__What the exercise asks__.
Using the listing below, copy every line that mentions "Конвективн".

__Task material__.
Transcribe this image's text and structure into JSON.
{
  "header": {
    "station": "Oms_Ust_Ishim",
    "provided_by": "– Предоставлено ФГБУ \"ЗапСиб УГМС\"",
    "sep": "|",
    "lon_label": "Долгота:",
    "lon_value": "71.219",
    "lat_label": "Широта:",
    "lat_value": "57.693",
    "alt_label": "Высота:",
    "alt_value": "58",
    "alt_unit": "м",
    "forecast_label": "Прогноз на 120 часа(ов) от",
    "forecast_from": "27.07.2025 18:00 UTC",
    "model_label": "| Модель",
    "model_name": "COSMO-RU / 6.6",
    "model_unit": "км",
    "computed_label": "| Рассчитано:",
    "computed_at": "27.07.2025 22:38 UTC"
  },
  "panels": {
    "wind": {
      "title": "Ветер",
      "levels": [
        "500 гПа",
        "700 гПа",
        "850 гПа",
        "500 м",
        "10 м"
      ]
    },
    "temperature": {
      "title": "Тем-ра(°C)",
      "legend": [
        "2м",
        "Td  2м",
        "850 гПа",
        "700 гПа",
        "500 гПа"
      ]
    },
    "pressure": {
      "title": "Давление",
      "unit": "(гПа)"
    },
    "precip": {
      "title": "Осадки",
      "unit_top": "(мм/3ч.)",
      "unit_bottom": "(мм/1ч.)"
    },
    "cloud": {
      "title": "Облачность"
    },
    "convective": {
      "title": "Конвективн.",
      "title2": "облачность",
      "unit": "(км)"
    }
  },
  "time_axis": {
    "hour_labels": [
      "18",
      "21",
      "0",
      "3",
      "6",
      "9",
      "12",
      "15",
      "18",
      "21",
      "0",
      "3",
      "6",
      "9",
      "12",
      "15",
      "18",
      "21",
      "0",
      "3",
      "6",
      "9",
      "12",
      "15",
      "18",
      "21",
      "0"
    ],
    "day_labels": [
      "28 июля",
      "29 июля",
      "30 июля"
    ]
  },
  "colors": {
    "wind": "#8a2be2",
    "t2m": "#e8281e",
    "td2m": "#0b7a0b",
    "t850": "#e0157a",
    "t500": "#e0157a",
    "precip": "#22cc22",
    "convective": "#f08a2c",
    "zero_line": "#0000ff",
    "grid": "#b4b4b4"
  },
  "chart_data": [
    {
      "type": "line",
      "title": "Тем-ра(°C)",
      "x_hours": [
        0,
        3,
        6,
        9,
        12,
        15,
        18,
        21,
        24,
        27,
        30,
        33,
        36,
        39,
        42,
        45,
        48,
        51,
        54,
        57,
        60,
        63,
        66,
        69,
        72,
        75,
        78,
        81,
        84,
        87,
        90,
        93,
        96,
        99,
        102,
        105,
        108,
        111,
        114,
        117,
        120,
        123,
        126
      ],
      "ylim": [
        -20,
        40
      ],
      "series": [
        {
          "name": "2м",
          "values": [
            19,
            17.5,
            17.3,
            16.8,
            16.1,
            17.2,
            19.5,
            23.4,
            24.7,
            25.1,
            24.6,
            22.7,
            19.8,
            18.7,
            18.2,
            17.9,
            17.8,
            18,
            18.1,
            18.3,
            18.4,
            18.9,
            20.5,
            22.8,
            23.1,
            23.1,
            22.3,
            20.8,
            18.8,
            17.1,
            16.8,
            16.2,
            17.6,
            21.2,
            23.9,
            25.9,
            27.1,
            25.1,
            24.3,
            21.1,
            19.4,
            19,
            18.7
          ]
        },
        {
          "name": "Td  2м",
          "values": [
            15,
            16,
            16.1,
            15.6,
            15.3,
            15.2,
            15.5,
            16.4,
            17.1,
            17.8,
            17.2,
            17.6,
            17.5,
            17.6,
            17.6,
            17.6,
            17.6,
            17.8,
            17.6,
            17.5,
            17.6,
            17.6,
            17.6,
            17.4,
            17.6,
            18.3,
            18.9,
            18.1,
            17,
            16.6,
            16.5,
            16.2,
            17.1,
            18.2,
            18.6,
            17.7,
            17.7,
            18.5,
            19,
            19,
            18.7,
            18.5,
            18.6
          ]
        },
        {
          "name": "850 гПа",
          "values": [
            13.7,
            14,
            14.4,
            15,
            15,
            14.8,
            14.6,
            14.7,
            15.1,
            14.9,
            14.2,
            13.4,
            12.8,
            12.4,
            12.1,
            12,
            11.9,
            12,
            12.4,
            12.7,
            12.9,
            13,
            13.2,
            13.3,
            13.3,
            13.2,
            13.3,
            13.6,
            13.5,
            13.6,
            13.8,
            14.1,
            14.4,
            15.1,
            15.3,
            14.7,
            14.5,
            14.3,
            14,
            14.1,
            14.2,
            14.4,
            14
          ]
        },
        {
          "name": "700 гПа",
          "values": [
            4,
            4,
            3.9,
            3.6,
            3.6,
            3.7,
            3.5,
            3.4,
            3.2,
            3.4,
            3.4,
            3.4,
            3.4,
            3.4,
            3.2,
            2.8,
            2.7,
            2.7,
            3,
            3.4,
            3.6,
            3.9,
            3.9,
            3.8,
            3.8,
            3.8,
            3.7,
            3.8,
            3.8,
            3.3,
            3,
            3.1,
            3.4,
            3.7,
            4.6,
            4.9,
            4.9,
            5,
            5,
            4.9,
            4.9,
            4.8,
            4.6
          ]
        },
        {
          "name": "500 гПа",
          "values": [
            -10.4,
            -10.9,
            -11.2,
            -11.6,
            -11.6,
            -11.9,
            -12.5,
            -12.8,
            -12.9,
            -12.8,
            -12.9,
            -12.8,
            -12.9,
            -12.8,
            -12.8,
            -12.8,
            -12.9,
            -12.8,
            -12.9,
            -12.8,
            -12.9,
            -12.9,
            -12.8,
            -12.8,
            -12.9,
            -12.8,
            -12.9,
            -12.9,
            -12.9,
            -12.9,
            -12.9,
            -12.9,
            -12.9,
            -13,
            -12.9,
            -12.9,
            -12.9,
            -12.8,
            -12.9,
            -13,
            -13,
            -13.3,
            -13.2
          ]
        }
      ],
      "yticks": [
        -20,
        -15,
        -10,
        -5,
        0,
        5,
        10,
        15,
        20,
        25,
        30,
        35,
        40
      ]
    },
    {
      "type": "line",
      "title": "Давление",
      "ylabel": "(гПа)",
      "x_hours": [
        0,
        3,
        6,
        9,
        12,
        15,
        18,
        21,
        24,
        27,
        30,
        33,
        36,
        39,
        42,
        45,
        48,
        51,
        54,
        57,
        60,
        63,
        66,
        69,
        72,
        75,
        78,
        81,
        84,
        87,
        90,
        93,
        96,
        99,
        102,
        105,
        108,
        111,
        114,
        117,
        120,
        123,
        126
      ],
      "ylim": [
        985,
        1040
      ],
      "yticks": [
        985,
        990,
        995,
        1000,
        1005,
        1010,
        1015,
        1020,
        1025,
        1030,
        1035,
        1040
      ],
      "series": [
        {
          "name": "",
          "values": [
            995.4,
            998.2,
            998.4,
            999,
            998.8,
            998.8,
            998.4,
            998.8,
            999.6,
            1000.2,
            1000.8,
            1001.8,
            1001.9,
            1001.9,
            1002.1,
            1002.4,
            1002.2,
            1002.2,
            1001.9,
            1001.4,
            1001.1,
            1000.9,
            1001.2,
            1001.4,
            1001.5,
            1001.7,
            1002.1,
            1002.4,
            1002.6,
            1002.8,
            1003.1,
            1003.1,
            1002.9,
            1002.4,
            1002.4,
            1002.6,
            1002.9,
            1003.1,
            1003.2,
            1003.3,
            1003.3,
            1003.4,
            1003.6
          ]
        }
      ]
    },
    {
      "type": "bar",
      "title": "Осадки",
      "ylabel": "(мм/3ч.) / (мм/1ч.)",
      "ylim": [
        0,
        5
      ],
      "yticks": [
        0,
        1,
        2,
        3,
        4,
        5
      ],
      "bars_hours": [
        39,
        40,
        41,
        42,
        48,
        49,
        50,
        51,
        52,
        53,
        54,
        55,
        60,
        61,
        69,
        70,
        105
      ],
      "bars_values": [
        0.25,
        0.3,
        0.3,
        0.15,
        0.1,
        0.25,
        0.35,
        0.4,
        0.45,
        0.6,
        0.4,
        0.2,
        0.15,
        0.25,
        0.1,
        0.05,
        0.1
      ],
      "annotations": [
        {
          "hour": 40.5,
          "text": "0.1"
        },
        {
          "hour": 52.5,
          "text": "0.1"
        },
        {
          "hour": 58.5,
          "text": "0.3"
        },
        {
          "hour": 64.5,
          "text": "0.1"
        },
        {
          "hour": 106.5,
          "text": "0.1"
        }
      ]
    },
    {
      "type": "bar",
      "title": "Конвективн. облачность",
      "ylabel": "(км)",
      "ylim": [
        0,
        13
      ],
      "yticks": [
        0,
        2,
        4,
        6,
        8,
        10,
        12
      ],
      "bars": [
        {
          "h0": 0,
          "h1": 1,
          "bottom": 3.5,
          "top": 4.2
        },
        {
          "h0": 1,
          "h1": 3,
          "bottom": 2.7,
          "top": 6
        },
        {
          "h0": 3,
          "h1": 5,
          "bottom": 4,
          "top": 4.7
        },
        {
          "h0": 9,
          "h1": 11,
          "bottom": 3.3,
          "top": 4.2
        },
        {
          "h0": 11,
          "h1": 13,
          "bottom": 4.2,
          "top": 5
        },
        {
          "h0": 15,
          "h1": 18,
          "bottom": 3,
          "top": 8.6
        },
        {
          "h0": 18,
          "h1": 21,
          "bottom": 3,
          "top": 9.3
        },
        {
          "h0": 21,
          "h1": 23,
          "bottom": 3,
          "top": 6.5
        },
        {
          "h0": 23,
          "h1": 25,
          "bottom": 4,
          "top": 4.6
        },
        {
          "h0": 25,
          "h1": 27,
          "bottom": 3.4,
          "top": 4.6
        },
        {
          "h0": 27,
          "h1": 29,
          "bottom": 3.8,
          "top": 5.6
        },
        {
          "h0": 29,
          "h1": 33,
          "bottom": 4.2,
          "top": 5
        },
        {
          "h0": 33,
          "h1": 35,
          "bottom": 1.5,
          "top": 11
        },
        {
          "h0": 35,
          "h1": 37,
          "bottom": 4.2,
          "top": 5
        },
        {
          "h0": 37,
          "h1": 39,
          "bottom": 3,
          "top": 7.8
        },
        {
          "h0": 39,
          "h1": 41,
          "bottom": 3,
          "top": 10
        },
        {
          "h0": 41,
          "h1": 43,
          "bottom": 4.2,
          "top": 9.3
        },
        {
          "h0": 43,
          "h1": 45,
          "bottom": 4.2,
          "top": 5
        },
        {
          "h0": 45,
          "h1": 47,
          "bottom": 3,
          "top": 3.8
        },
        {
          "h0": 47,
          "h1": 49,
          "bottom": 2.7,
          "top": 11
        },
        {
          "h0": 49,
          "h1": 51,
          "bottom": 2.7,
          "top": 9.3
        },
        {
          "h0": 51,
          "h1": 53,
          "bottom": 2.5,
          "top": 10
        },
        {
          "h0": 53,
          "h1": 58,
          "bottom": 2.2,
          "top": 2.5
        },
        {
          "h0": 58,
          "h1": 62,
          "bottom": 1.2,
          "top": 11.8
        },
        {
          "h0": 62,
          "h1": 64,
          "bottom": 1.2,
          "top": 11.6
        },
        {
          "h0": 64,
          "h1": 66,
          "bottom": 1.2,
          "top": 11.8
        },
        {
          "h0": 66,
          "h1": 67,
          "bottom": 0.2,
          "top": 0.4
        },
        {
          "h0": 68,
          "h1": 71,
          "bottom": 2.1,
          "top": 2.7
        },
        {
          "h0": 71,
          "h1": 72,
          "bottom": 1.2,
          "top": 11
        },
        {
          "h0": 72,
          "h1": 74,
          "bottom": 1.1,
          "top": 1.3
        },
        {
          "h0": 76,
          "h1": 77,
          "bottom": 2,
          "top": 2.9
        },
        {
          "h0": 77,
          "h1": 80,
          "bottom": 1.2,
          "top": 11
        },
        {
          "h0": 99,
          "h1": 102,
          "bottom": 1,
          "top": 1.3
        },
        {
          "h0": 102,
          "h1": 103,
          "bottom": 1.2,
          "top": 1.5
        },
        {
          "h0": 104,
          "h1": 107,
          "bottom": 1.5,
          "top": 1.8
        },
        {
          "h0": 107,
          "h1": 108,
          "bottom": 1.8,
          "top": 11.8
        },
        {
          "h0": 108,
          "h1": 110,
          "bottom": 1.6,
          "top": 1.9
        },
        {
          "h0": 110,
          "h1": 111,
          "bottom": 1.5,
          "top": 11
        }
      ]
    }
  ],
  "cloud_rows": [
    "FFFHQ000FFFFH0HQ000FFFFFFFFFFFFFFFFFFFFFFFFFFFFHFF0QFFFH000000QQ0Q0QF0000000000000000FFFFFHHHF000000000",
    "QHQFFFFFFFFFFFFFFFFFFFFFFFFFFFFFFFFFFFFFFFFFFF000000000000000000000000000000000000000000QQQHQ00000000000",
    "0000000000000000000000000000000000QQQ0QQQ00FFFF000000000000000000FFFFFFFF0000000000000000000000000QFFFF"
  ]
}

__Answer to the exercise__.
      "title": "Конвективн.",
      "title": "Конвективн. облачность",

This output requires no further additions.